Exercise prompt: Report every line in the listing below where the string "coefficient" shows up.
--------
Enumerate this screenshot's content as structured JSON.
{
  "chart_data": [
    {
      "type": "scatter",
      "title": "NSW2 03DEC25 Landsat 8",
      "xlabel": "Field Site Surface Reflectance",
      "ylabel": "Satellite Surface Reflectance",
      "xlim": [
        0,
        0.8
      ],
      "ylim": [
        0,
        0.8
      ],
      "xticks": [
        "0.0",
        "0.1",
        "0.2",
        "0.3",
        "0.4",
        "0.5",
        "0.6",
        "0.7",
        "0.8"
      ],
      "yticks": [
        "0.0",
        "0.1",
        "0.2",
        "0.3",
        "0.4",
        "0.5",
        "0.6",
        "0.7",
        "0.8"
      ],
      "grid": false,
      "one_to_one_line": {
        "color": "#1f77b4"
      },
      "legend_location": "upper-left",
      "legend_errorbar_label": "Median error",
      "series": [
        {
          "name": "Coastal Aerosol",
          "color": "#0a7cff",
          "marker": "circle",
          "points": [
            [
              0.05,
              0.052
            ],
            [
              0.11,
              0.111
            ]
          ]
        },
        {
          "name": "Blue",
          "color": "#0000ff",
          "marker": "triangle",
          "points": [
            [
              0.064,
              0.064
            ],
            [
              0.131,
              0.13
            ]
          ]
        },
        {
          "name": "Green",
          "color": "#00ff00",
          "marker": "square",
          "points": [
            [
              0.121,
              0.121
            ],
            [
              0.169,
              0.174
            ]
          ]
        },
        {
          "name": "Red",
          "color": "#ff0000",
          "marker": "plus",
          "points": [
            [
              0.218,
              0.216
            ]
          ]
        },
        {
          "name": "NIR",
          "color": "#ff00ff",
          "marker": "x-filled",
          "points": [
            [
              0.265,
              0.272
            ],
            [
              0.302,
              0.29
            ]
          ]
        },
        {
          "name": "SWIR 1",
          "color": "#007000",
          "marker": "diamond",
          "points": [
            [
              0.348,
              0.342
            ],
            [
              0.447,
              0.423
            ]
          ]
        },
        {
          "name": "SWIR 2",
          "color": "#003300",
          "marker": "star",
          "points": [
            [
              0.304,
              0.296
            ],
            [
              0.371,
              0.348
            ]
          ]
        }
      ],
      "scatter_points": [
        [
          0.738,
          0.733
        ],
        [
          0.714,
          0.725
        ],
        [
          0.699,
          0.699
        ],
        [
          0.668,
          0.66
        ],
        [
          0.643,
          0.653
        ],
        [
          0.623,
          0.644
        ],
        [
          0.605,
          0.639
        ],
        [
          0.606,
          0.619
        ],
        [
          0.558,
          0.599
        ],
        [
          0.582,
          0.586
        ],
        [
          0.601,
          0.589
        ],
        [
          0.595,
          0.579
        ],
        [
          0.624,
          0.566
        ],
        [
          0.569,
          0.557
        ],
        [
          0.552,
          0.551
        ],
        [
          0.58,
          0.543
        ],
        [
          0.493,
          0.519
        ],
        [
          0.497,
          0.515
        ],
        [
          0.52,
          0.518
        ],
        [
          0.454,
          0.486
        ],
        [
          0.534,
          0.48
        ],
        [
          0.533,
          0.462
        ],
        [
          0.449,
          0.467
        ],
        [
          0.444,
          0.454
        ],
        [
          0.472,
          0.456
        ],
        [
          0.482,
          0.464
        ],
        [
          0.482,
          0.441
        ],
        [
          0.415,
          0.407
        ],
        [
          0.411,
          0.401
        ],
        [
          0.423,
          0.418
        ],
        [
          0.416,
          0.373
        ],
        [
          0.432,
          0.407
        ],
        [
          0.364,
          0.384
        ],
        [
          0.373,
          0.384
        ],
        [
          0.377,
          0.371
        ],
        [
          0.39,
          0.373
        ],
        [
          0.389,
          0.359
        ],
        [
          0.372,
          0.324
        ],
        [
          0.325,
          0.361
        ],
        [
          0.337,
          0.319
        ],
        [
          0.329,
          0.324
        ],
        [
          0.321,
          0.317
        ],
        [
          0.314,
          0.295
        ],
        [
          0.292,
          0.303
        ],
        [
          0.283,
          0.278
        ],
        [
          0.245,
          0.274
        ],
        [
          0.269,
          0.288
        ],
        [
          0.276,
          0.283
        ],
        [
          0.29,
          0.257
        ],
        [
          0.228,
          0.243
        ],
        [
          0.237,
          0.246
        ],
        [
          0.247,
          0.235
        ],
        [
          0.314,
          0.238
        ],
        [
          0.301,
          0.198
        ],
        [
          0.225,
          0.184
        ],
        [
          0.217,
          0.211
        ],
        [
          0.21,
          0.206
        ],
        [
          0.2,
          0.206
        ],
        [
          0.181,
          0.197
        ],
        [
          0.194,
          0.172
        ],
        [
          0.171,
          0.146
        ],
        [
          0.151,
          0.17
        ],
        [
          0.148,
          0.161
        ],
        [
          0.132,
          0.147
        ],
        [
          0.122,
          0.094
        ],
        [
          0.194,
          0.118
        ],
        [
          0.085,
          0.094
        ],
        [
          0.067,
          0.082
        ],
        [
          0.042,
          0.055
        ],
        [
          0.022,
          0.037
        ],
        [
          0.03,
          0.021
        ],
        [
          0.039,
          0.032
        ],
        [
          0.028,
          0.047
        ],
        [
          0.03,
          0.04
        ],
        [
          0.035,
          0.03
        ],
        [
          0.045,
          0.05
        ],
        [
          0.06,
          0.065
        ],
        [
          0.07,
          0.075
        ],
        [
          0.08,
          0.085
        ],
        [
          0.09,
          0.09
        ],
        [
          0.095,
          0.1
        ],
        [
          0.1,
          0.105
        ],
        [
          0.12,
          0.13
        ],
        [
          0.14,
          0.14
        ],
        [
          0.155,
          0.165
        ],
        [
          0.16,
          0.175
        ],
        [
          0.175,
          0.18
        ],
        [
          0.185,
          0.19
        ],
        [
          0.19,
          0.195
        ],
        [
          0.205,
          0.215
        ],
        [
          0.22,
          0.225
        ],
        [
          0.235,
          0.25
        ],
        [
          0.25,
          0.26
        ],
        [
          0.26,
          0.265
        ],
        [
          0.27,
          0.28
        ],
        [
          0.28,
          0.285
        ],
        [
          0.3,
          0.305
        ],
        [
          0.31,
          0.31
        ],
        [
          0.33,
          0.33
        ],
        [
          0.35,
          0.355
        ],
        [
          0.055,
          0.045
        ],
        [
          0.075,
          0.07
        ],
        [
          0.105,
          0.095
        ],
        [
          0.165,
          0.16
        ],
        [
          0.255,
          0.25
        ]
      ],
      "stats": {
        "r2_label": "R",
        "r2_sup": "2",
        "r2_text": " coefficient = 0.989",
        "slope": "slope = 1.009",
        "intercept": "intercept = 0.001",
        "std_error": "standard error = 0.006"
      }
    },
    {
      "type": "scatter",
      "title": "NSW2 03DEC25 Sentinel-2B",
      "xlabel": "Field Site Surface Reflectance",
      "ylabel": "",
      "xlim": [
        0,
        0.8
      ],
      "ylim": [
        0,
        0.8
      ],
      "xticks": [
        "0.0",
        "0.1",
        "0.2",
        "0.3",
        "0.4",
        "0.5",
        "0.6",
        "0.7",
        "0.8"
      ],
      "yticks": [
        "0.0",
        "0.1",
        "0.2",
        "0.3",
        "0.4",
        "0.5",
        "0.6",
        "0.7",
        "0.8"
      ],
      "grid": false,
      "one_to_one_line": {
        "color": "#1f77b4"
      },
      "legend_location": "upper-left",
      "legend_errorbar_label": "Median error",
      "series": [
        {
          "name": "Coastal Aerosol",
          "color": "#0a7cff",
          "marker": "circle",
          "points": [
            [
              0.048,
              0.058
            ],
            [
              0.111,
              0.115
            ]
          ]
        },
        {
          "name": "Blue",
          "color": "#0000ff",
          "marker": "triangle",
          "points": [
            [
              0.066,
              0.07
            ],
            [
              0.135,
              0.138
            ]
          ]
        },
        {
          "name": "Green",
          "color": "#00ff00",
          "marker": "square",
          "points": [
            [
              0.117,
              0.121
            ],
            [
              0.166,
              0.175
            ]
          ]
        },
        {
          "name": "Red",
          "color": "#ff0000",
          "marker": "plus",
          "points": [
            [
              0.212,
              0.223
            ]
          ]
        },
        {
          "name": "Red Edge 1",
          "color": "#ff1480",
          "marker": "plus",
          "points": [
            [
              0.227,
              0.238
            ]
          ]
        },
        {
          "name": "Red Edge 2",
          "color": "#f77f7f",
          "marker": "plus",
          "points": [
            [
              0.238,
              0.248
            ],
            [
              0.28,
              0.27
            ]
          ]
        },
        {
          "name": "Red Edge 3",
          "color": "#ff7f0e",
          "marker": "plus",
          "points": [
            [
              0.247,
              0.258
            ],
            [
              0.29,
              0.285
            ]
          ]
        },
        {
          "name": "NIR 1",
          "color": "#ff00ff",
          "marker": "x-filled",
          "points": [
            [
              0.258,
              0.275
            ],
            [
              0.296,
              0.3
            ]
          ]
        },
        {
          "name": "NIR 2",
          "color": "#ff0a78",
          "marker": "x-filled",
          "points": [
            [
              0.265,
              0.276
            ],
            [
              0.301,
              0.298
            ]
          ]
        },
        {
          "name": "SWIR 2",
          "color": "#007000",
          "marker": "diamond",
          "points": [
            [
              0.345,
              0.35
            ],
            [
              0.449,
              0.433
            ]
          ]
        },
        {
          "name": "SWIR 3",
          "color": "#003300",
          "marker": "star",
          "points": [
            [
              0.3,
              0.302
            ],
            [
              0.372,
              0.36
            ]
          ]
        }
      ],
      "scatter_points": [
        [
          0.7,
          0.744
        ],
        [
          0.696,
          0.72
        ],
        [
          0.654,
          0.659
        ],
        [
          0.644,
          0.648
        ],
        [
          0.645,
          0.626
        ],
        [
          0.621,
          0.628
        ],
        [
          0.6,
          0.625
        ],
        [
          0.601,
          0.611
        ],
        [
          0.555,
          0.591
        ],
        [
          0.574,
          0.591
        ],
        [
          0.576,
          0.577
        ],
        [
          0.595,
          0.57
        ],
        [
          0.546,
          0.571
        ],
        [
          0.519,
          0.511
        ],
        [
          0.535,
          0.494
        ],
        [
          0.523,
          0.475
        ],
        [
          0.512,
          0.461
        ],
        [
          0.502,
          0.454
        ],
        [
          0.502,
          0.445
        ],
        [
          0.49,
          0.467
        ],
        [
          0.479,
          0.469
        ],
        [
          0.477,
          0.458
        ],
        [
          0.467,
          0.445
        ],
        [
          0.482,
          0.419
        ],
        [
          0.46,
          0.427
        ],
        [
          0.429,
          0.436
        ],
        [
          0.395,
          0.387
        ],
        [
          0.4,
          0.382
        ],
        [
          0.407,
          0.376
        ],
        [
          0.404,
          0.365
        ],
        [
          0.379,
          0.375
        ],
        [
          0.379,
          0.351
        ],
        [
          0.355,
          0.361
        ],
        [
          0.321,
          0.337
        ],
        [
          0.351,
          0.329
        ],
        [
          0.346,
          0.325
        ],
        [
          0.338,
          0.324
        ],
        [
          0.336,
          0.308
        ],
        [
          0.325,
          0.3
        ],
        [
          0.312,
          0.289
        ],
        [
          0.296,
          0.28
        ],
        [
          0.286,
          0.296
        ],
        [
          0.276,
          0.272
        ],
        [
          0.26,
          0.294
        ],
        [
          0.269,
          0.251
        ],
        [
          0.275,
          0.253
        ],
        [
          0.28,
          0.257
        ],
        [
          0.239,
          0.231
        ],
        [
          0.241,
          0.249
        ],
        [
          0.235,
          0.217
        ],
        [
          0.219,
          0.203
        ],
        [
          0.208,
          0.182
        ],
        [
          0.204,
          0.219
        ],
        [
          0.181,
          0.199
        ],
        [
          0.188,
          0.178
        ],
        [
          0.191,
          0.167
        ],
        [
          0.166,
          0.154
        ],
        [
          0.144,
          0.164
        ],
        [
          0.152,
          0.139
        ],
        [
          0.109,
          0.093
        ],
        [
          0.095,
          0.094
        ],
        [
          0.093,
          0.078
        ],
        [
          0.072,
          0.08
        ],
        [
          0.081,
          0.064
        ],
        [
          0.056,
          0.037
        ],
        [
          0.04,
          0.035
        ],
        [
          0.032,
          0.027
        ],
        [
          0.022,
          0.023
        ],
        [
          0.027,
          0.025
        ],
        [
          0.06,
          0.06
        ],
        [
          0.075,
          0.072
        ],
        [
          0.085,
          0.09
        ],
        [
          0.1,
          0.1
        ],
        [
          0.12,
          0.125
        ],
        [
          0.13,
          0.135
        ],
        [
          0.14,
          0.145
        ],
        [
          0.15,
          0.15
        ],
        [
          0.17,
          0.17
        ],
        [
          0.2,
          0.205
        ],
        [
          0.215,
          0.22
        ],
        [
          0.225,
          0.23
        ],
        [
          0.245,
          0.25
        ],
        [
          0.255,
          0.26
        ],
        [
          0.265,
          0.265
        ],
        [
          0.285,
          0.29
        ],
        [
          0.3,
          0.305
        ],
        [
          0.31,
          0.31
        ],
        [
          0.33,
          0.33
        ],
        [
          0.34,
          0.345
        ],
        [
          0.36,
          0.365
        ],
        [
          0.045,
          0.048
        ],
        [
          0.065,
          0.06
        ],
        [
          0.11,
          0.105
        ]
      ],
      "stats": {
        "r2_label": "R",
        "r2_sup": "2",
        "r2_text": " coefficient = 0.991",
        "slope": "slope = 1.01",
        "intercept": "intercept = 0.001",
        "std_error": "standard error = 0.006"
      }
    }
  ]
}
--------
Full output:
        "r2_text": " coefficient = 0.989",
        "r2_text": " coefficient = 0.991",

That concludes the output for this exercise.